Objective — Hunt for the word "บกาแฟก" across the entries below, copying each line that holds it.

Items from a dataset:

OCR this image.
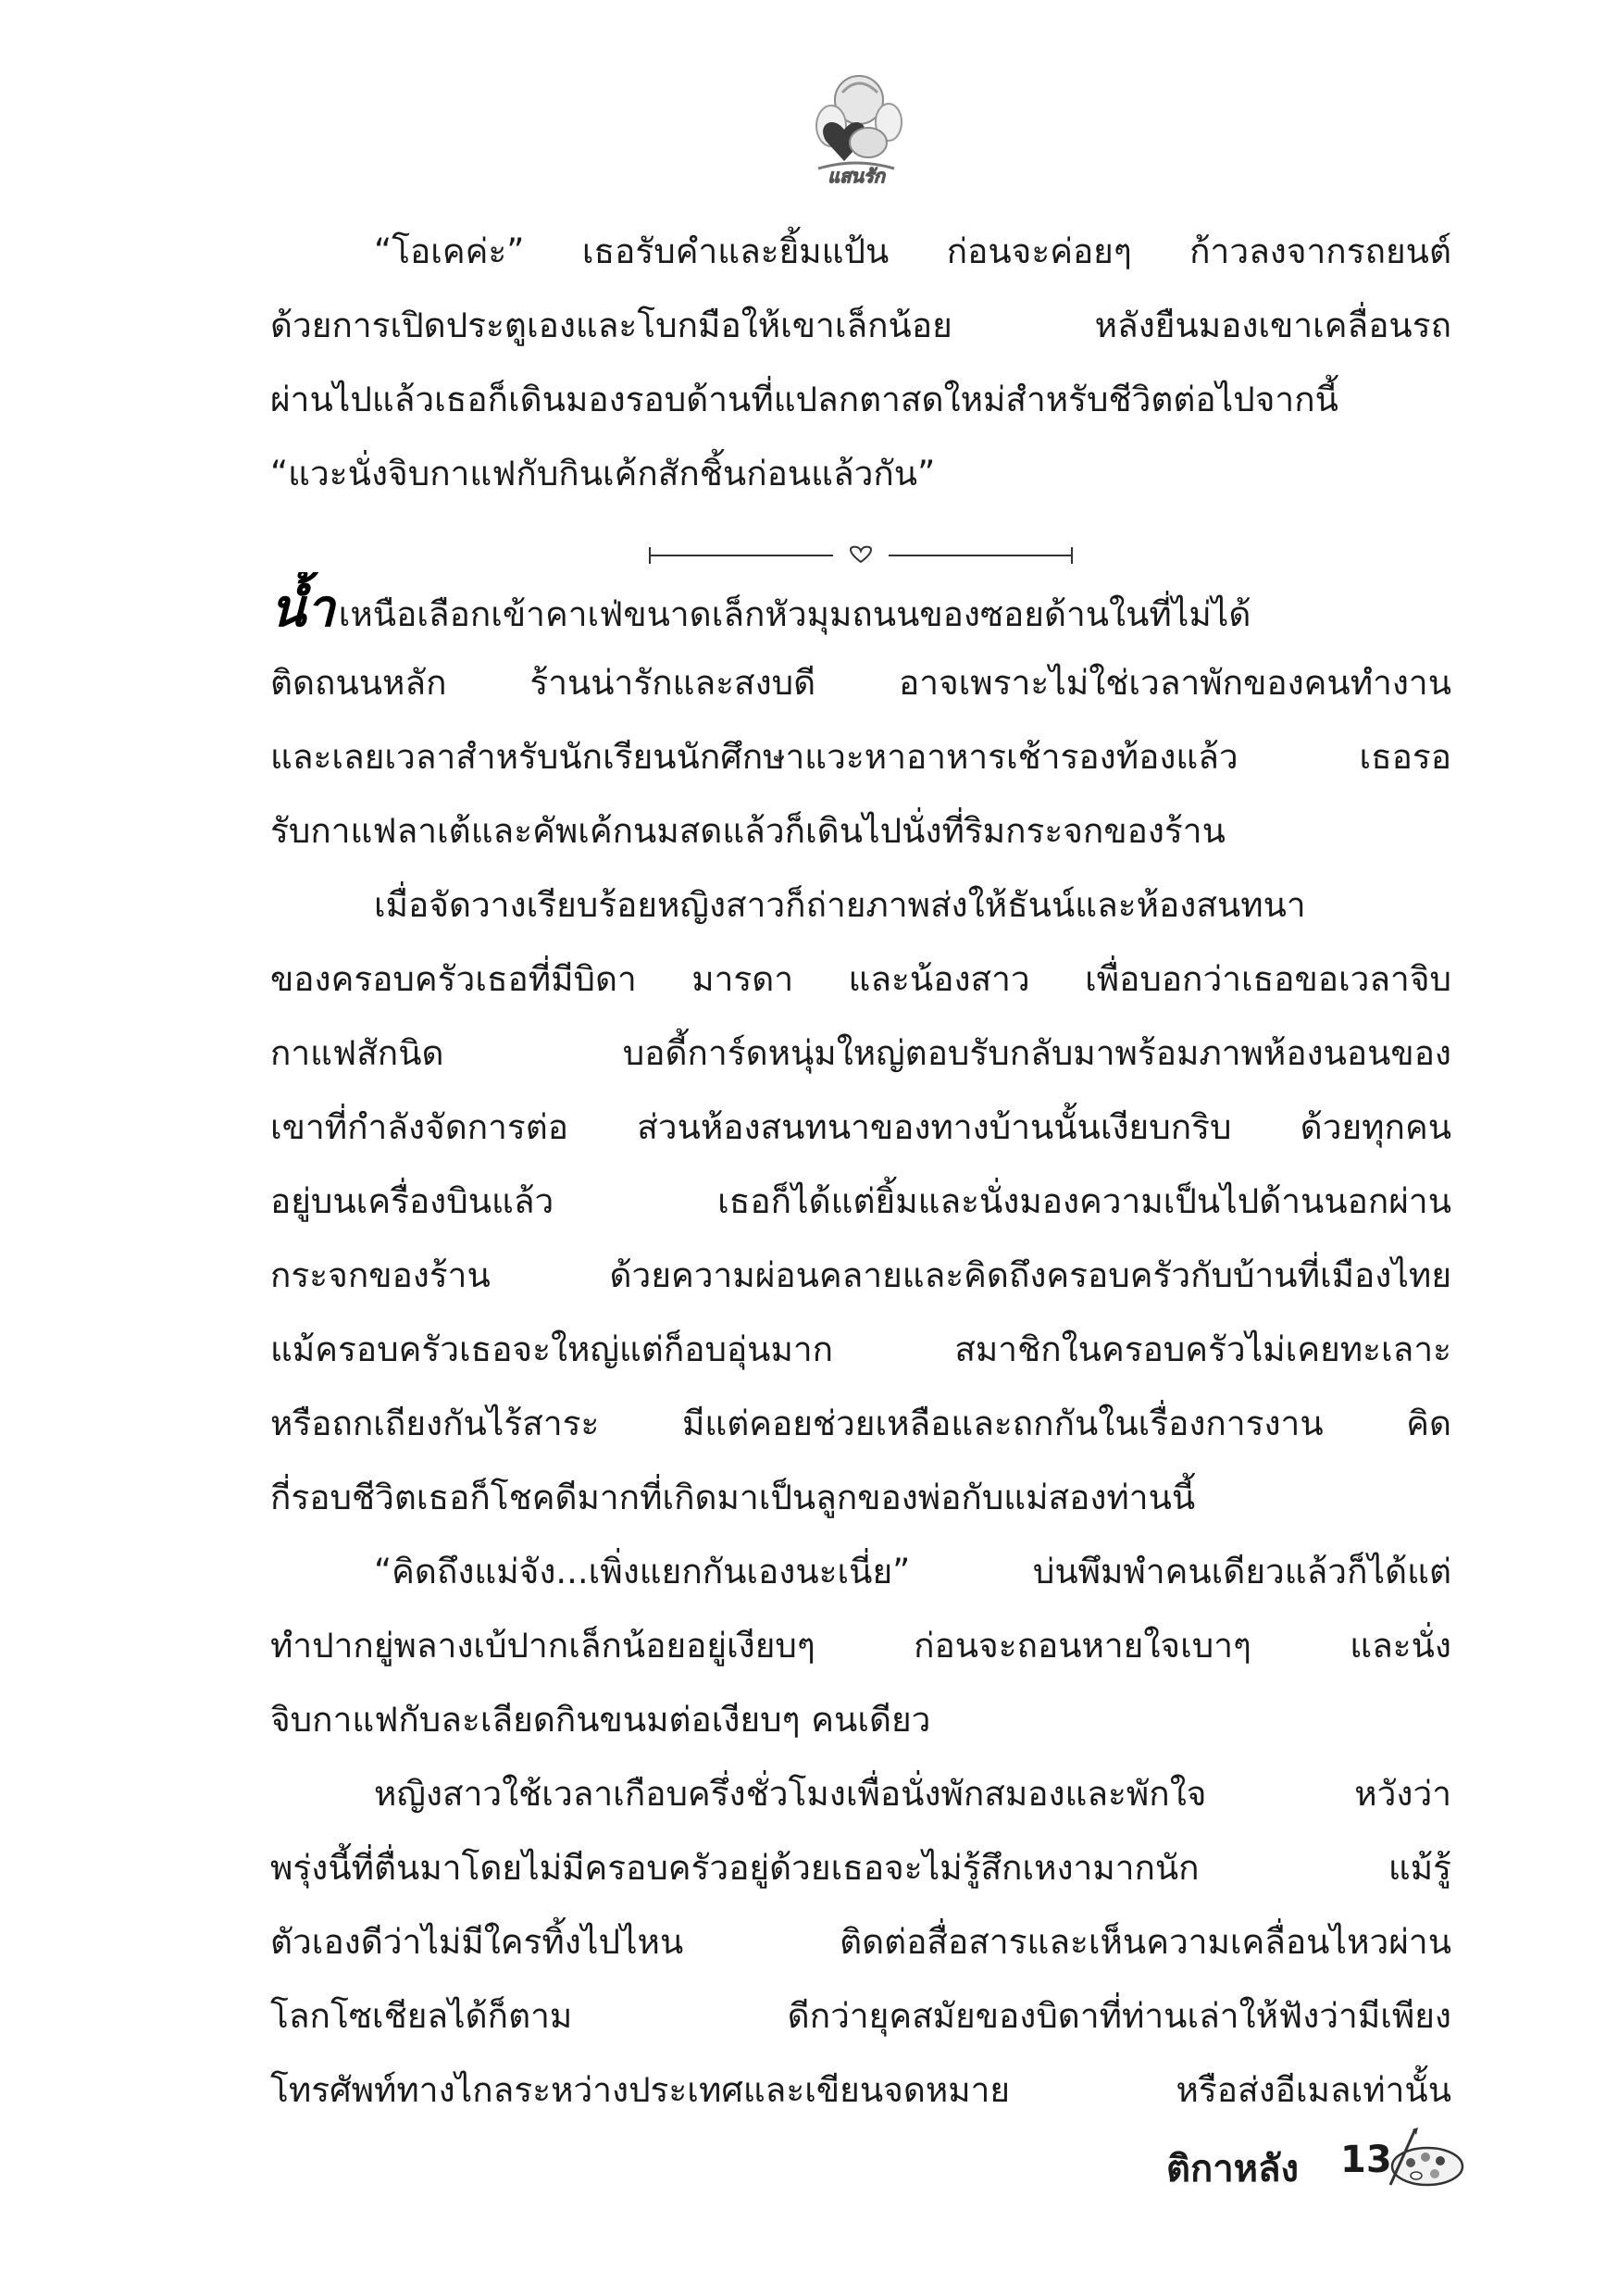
แสนรัก
“โอเคค่ะ” เธอรับคำและยิ้มแป้น ก่อนจะค่อยๆ ก้าวลงจากรถยนต์
ด้วยการเปิดประตูเองและโบกมือให้เขาเล็กน้อย หลังยืนมองเขาเคลื่อนรถ
ผ่านไปแล้วเธอก็เดินมองรอบด้านที่แปลกตาสดใหม่สำหรับชีวิตต่อไปจากนี้
“แวะนั่งจิบกาแฟกับกินเค้กสักชิ้นก่อนแล้วกัน”
น้ำ เหนือเลือกเข้าคาเฟ่ขนาดเล็กหัวมุมถนนของซอยด้านในที่ไม่ได้
ติดถนนหลัก ร้านน่ารักและสงบดี อาจเพราะไม่ใช่เวลาพักของคนทำงาน
และเลยเวลาสำหรับนักเรียนนักศึกษาแวะหาอาหารเช้ารองท้องแล้ว เธอรอ
รับกาแฟลาเต้และคัพเค้กนมสดแล้วก็เดินไปนั่งที่ริมกระจกของร้าน
เมื่อจัดวางเรียบร้อยหญิงสาวก็ถ่ายภาพส่งให้ธันน์และห้องสนทนา
ของครอบครัวเธอที่มีบิดา มารดา และน้องสาว เพื่อบอกว่าเธอขอเวลาจิบ
กาแฟสักนิด บอดี้การ์ดหนุ่มใหญ่ตอบรับกลับมาพร้อมภาพห้องนอนของ
เขาที่กำลังจัดการต่อ ส่วนห้องสนทนาของทางบ้านนั้นเงียบกริบ ด้วยทุกคน
อยู่บนเครื่องบินแล้ว เธอก็ได้แต่ยิ้มและนั่งมองความเป็นไปด้านนอกผ่าน
กระจกของร้าน ด้วยความผ่อนคลายและคิดถึงครอบครัวกับบ้านที่เมืองไทย
แม้ครอบครัวเธอจะใหญ่แต่ก็อบอุ่นมาก สมาชิกในครอบครัวไม่เคยทะเลาะ
หรือถกเถียงกันไร้สาระ มีแต่คอยช่วยเหลือและถกกันในเรื่องการงาน คิด
กี่รอบชีวิตเธอก็โชคดีมากที่เกิดมาเป็นลูกของพ่อกับแม่สองท่านนี้
“คิดถึงแม่จัง...เพิ่งแยกกันเองนะเนี่ย” บ่นพึมพำคนเดียวแล้วก็ได้แต่
ทำปากยู่พลางเบ้ปากเล็กน้อยอยู่เงียบๆ ก่อนจะถอนหายใจเบาๆ และนั่ง
จิบกาแฟกับละเลียดกินขนมต่อเงียบๆ คนเดียว
หญิงสาวใช้เวลาเกือบครึ่งชั่วโมงเพื่อนั่งพักสมองและพักใจ หวังว่า
พรุ่งนี้ที่ตื่นมาโดยไม่มีครอบครัวอยู่ด้วยเธอจะไม่รู้สึกเหงามากนัก แม้รู้
ตัวเองดีว่าไม่มีใครทิ้งไปไหน ติดต่อสื่อสารและเห็นความเคลื่อนไหวผ่าน
โลกโซเชียลได้ก็ตาม ดีกว่ายุคสมัยของบิดาที่ท่านเล่าให้ฟังว่ามีเพียง
โทรศัพท์ทางไกลระหว่างประเทศและเขียนจดหมาย หรือส่งอีเมลเท่านั้น
ติกาหลัง 13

Written answer —
“แวะนั่งจิบกาแฟกับกินเค้กสักชิ้นก่อนแล้วกัน”
จิบกาแฟกับละเลียดกินขนมต่อเงียบๆ คนเดียว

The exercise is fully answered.